**Excerpted records**

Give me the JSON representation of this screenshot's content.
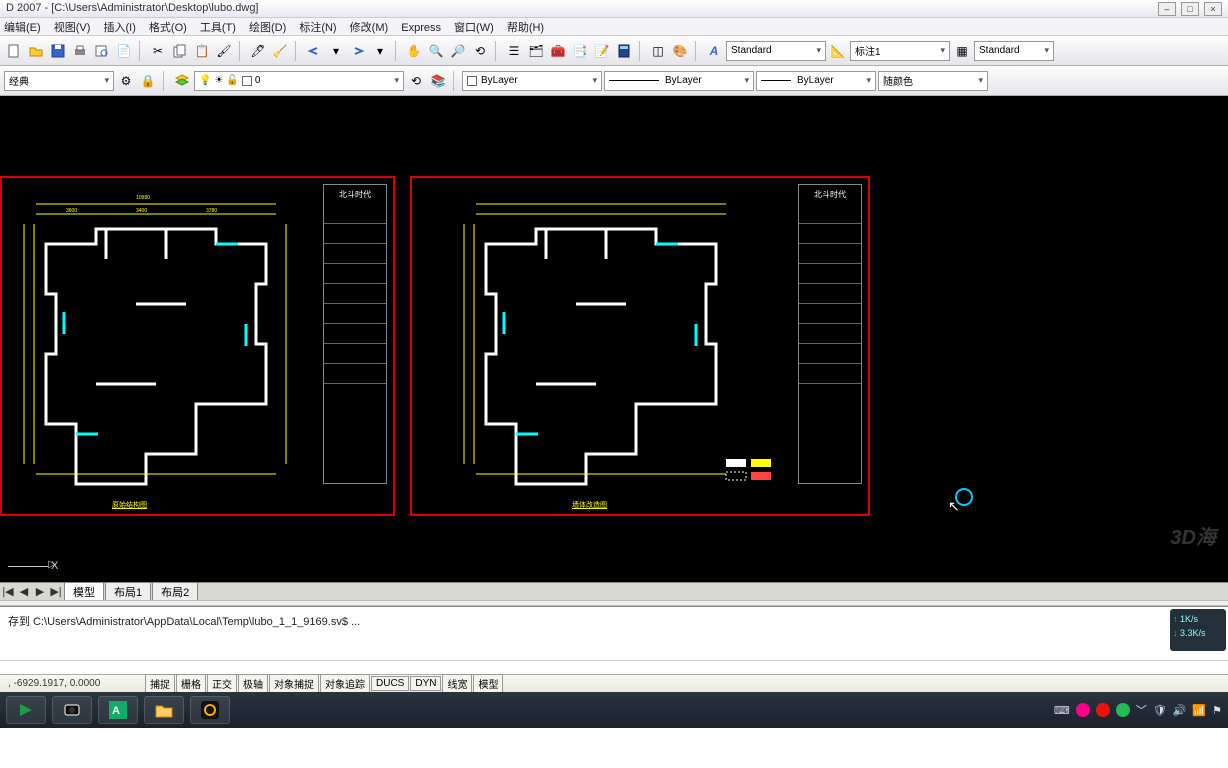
{
  "title": "D 2007 - [C:\\Users\\Administrator\\Desktop\\lubo.dwg]",
  "menu": [
    "编辑(E)",
    "视图(V)",
    "插入(I)",
    "格式(O)",
    "工具(T)",
    "绘图(D)",
    "标注(N)",
    "修改(M)",
    "Express",
    "窗口(W)",
    "帮助(H)"
  ],
  "toolbar1": {
    "style_dd": "Standard",
    "dim_dd": "标注1",
    "table_dd": "Standard"
  },
  "toolbar2": {
    "workspace": "经典",
    "layer_dd": "0",
    "color_dd": "ByLayer",
    "ltype_dd": "ByLayer",
    "lweight_dd": "ByLayer",
    "plotcolor": "随颜色"
  },
  "drawing": {
    "sheet_title": "北斗时代",
    "caption1": "原始结构图",
    "caption2": "墙体改造图"
  },
  "tabs": {
    "nav": [
      "|◀",
      "◀",
      "▶",
      "▶|"
    ],
    "items": [
      "模型",
      "布局1",
      "布局2"
    ],
    "active": 0
  },
  "cmd": {
    "line": "存到  C:\\Users\\Administrator\\AppData\\Local\\Temp\\lubo_1_1_9169.sv$ ..."
  },
  "net": {
    "up": "1K/s",
    "dn": "3.3K/s"
  },
  "status": {
    "coords": ", -6929.1917, 0.0000",
    "buttons": [
      "捕捉",
      "栅格",
      "正交",
      "极轴",
      "对象捕捉",
      "对象追踪",
      "DUCS",
      "DYN",
      "线宽",
      "模型"
    ]
  },
  "watermark": "3D海"
}
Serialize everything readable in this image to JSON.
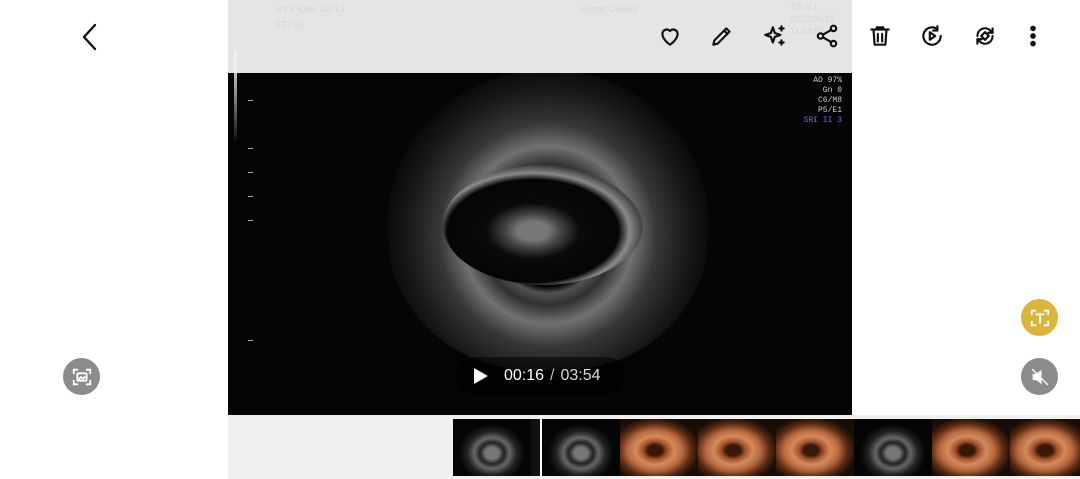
{
  "navigation": {
    "back_icon": "chevron-left-icon"
  },
  "toolbar": {
    "icons": [
      "heart-icon",
      "pencil-icon",
      "sparkles-icon",
      "share-icon",
      "trash-icon",
      "play-circle-icon",
      "rotate-icon",
      "more-vert-icon"
    ]
  },
  "video": {
    "overlay_header": {
      "left_line1": "HYX KAH, JO  13",
      "left_line2": "6TTSS",
      "center": "Hybrid CB6Hz"
    },
    "scanner_info": [
      "TIb 0.1",
      "2022/05/13",
      "11:24:57",
      "AO 97%",
      "Gn  0",
      "C6/M8",
      "P5/E1",
      "SRI II 3"
    ],
    "current_time": "00:16",
    "separator": "/",
    "duration": "03:54",
    "playing": false
  },
  "side_controls": {
    "capture_icon": "screen-capture-icon",
    "text_recognition_icon": "text-extract-icon",
    "mute_icon": "speaker-muted-icon"
  },
  "filmstrip": {
    "frames": [
      "ultrasound",
      "ultrasound",
      "3d",
      "3d",
      "3d",
      "ultrasound",
      "3d",
      "3d",
      "3d"
    ],
    "current_frame": 1
  },
  "colors": {
    "text_button": "#d9b53b",
    "side_button": "#8c8c8c",
    "toolbar_icon": "#111111"
  }
}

**Problem to solve**
Transcribe each entry precisely as given, leaving the pictures out.

**The completed task**
Give me the JSON representation of this screenshot's content.
{
  "title": "D 2007 - [C:\\Users\\Administrator\\Desktop\\lubo.dwg]",
  "menu": [
    "编辑(E)",
    "视图(V)",
    "插入(I)",
    "格式(O)",
    "工具(T)",
    "绘图(D)",
    "标注(N)",
    "修改(M)",
    "Express",
    "窗口(W)",
    "帮助(H)"
  ],
  "toolbar1": {
    "style_dd": "Standard",
    "dim_dd": "标注1",
    "table_dd": "Standard"
  },
  "toolbar2": {
    "workspace": "经典",
    "layer_dd": "0",
    "color_dd": "ByLayer",
    "ltype_dd": "ByLayer",
    "lweight_dd": "ByLayer",
    "plotcolor": "随颜色"
  },
  "drawing": {
    "sheet_title": "北斗时代",
    "caption1": "原始结构图",
    "caption2": "墙体改造图"
  },
  "tabs": {
    "nav": [
      "|◀",
      "◀",
      "▶",
      "▶|"
    ],
    "items": [
      "模型",
      "布局1",
      "布局2"
    ],
    "active": 0
  },
  "cmd": {
    "line": "存到  C:\\Users\\Administrator\\AppData\\Local\\Temp\\lubo_1_1_9169.sv$ ..."
  },
  "net": {
    "up": "1K/s",
    "dn": "3.3K/s"
  },
  "status": {
    "coords": ", -6929.1917, 0.0000",
    "buttons": [
      "捕捉",
      "栅格",
      "正交",
      "极轴",
      "对象捕捉",
      "对象追踪",
      "DUCS",
      "DYN",
      "线宽",
      "模型"
    ]
  },
  "watermark": "3D海"
}
Serialize everything readable in this image to JSON.
{
  "navigation": {
    "back_icon": "chevron-left-icon"
  },
  "toolbar": {
    "icons": [
      "heart-icon",
      "pencil-icon",
      "sparkles-icon",
      "share-icon",
      "trash-icon",
      "play-circle-icon",
      "rotate-icon",
      "more-vert-icon"
    ]
  },
  "video": {
    "overlay_header": {
      "left_line1": "HYX KAH, JO  13",
      "left_line2": "6TTSS",
      "center": "Hybrid CB6Hz"
    },
    "scanner_info": [
      "TIb 0.1",
      "2022/05/13",
      "11:24:57",
      "AO 97%",
      "Gn  0",
      "C6/M8",
      "P5/E1",
      "SRI II 3"
    ],
    "current_time": "00:16",
    "separator": "/",
    "duration": "03:54",
    "playing": false
  },
  "side_controls": {
    "capture_icon": "screen-capture-icon",
    "text_recognition_icon": "text-extract-icon",
    "mute_icon": "speaker-muted-icon"
  },
  "filmstrip": {
    "frames": [
      "ultrasound",
      "ultrasound",
      "3d",
      "3d",
      "3d",
      "ultrasound",
      "3d",
      "3d",
      "3d"
    ],
    "current_frame": 1
  },
  "colors": {
    "text_button": "#d9b53b",
    "side_button": "#8c8c8c",
    "toolbar_icon": "#111111"
  }
}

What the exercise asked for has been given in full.